Given exercise — Filter the entries that follow, copying every line in which the word "this" appears.

Data provided —
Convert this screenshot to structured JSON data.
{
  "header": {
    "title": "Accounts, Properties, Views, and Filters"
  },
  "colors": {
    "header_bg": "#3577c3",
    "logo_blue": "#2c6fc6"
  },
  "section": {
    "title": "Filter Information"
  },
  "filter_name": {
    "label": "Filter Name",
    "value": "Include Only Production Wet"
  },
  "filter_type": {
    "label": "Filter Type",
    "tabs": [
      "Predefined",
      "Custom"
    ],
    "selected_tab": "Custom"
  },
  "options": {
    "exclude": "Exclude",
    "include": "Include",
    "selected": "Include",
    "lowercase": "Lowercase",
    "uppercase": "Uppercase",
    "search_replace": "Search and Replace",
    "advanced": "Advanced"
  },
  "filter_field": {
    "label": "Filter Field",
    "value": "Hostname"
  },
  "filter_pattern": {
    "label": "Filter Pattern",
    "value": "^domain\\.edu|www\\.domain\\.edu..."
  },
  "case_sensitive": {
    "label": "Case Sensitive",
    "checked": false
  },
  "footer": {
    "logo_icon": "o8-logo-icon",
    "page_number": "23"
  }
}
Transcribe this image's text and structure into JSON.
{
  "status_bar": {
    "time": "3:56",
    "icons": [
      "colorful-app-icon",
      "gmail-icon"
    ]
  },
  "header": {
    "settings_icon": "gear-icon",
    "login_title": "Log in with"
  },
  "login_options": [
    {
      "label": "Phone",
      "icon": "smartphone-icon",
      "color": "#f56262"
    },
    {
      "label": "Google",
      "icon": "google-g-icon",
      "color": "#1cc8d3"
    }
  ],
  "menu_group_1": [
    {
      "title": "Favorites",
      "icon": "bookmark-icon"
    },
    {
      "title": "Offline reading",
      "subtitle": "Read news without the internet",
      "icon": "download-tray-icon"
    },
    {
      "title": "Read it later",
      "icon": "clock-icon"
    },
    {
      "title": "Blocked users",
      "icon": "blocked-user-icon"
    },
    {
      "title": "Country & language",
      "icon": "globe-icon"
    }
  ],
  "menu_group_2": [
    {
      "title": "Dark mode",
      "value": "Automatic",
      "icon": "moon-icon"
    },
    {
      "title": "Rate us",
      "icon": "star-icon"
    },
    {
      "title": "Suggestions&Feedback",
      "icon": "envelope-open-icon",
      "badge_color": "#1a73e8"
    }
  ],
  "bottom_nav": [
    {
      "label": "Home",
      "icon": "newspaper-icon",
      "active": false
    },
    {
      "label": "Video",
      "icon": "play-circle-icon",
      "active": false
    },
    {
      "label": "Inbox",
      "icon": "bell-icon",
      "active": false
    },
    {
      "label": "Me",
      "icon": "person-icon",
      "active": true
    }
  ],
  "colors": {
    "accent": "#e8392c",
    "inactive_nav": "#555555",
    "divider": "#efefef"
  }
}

Task answer —
Convert this screenshot to structured JSON data.
Transcribe this image's text and structure into JSON.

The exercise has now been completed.